_What is required:_
Retype the records that come next, word for word.

_Supplied data:_
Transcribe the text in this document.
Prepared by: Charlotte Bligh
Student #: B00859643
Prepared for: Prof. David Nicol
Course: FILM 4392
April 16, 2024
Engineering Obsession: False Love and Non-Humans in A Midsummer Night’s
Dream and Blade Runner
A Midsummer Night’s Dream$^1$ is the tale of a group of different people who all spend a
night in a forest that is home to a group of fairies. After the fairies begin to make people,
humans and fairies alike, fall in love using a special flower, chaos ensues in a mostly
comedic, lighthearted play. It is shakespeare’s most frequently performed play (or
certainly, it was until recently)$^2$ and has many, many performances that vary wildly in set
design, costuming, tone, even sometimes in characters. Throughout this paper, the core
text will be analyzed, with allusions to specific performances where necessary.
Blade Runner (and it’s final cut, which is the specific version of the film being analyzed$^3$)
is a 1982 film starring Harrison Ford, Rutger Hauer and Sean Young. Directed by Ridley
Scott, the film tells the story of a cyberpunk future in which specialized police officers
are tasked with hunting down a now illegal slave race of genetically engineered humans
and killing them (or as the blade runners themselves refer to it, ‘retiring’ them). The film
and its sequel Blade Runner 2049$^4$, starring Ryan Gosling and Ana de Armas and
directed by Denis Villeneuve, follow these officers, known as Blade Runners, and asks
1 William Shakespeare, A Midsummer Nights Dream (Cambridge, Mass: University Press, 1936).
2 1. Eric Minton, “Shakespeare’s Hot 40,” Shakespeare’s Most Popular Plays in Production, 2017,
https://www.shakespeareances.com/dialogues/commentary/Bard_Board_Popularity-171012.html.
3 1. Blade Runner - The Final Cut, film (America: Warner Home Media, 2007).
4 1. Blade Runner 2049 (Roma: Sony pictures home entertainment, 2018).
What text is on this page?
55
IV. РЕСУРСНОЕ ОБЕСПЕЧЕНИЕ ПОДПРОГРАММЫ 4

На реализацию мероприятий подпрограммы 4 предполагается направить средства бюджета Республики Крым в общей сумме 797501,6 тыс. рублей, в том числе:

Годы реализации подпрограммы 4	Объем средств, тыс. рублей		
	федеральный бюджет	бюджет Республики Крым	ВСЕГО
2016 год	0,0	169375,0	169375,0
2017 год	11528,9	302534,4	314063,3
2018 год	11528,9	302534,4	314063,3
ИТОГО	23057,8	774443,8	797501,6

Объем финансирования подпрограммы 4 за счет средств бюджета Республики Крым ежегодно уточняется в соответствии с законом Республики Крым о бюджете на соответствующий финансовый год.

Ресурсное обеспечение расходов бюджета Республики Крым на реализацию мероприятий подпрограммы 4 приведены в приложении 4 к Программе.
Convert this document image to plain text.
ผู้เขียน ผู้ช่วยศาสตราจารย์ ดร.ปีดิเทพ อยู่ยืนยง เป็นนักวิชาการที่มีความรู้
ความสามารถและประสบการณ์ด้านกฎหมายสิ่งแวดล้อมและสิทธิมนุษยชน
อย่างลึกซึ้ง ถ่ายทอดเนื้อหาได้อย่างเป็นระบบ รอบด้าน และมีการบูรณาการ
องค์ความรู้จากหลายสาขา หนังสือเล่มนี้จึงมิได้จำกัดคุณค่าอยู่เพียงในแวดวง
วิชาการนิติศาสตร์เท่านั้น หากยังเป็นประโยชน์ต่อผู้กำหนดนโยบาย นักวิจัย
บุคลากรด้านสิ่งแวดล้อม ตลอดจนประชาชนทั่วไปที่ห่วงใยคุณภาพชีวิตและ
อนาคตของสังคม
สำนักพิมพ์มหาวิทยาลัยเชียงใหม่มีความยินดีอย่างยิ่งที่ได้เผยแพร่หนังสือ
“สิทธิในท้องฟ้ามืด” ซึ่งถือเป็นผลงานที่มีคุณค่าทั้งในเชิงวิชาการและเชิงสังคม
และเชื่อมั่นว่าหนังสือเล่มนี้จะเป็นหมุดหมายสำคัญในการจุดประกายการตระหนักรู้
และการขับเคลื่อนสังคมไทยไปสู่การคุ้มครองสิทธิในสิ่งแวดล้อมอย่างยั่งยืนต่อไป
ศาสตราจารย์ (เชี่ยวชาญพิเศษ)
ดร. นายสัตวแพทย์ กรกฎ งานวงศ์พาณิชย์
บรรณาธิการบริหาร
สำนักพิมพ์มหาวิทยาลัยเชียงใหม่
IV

_Response:_
Transcribe the text in this document.
Prepared by: Charlotte Bligh
Student #: B00859643
Prepared for: Prof. David Nicol
Course: FILM 4392
April 16, 2024
Engineering Obsession: False Love and Non-Humans in A Midsummer Night’s
Dream and Blade Runner
A Midsummer Night’s Dream$^1$ is the tale of a group of different people who all spend a
night in a forest that is home to a group of fairies. After the fairies begin to make people,
humans and fairies alike, fall in love using a special flower, chaos ensues in a mostly
comedic, lighthearted play. It is shakespeare’s most frequently performed play (or
certainly, it was until recently)$^2$ and has many, many performances that vary wildly in set
design, costuming, tone, even sometimes in characters. Throughout this paper, the core
text will be analyzed, with allusions to specific performances where necessary.
Blade Runner (and it’s final cut, which is the specific version of the film being analyzed$^3$)
is a 1982 film starring Harrison Ford, Rutger Hauer and Sean Young. Directed by Ridley
Scott, the film tells the story of a cyberpunk future in which specialized police officers
are tasked with hunting down a now illegal slave race of genetically engineered humans
and killing them (or as the blade runners themselves refer to it, ‘retiring’ them). The film
and its sequel Blade Runner 2049$^4$, starring Ryan Gosling and Ana de Armas and
directed by Denis Villeneuve, follow these officers, known as Blade Runners, and asks
1 William Shakespeare, A Midsummer Nights Dream (Cambridge, Mass: University Press, 1936).
2 1. Eric Minton, “Shakespeare’s Hot 40,” Shakespeare’s Most Popular Plays in Production, 2017,
https://www.shakespeareances.com/dialogues/commentary/Bard_Board_Popularity-171012.html.
3 1. Blade Runner - The Final Cut, film (America: Warner Home Media, 2007).
4 1. Blade Runner 2049 (Roma: Sony pictures home entertainment, 2018).
What text is on this page?
55
IV. РЕСУРСНОЕ ОБЕСПЕЧЕНИЕ ПОДПРОГРАММЫ 4

На реализацию мероприятий подпрограммы 4 предполагается направить средства бюджета Республики Крым в общей сумме 797501,6 тыс. рублей, в том числе:

Годы реализации подпрограммы 4	Объем средств, тыс. рублей		
	федеральный бюджет	бюджет Республики Крым	ВСЕГО
2016 год	0,0	169375,0	169375,0
2017 год	11528,9	302534,4	314063,3
2018 год	11528,9	302534,4	314063,3
ИТОГО	23057,8	774443,8	797501,6

Объем финансирования подпрограммы 4 за счет средств бюджета Республики Крым ежегодно уточняется в соответствии с законом Республики Крым о бюджете на соответствующий финансовый год.

Ресурсное обеспечение расходов бюджета Республики Крым на реализацию мероприятий подпрограммы 4 приведены в приложении 4 к Программе.
Convert this document image to plain text.
ผู้เขียน ผู้ช่วยศาสตราจารย์ ดร.ปีดิเทพ อยู่ยืนยง เป็นนักวิชาการที่มีความรู้
ความสามารถและประสบการณ์ด้านกฎหมายสิ่งแวดล้อมและสิทธิมนุษยชน
อย่างลึกซึ้ง ถ่ายทอดเนื้อหาได้อย่างเป็นระบบ รอบด้าน และมีการบูรณาการ
องค์ความรู้จากหลายสาขา หนังสือเล่มนี้จึงมิได้จำกัดคุณค่าอยู่เพียงในแวดวง
วิชาการนิติศาสตร์เท่านั้น หากยังเป็นประโยชน์ต่อผู้กำหนดนโยบาย นักวิจัย
บุคลากรด้านสิ่งแวดล้อม ตลอดจนประชาชนทั่วไปที่ห่วงใยคุณภาพชีวิตและ
อนาคตของสังคม
สำนักพิมพ์มหาวิทยาลัยเชียงใหม่มีความยินดีอย่างยิ่งที่ได้เผยแพร่หนังสือ
“สิทธิในท้องฟ้ามืด” ซึ่งถือเป็นผลงานที่มีคุณค่าทั้งในเชิงวิชาการและเชิงสังคม
และเชื่อมั่นว่าหนังสือเล่มนี้จะเป็นหมุดหมายสำคัญในการจุดประกายการตระหนักรู้
และการขับเคลื่อนสังคมไทยไปสู่การคุ้มครองสิทธิในสิ่งแวดล้อมอย่างยั่งยืนต่อไป
ศาสตราจารย์ (เชี่ยวชาญพิเศษ)
ดร. นายสัตวแพทย์ กรกฎ งานวงศ์พาณิชย์
บรรณาธิการบริหาร
สำนักพิมพ์มหาวิทยาลัยเชียงใหม่
IV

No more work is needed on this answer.